- _Stated goal_: Lines holding the string "rank" are the ones to copy from this listing.

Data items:
┄┄┄┄┄┄┄┄┄┄

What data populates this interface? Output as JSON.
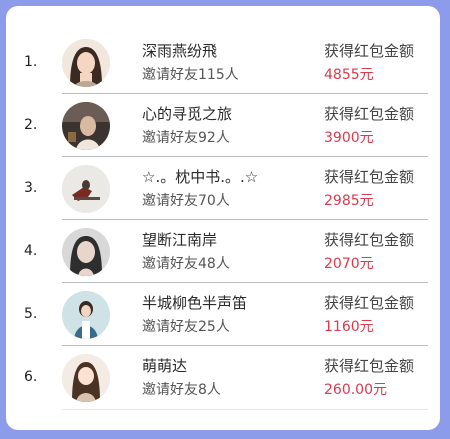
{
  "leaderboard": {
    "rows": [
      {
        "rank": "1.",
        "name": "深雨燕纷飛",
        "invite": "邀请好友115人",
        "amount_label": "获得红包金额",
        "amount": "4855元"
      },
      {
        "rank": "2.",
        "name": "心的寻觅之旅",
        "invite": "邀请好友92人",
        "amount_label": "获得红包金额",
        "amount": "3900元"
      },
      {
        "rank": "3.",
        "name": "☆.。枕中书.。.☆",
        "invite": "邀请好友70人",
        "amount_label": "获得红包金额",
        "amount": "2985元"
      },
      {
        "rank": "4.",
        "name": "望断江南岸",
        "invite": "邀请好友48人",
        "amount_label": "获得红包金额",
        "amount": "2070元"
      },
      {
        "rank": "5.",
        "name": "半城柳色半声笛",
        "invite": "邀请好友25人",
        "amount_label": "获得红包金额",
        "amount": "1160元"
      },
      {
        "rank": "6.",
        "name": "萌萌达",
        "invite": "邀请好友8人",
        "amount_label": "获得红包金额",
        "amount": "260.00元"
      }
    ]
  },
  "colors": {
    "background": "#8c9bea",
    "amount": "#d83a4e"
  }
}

┄┄┄┄┄┄┄┄┄┄

- _Full response_:
        "rank": "1.",
        "rank": "2.",
        "rank": "3.",
        "rank": "4.",
        "rank": "5.",
        "rank": "6.",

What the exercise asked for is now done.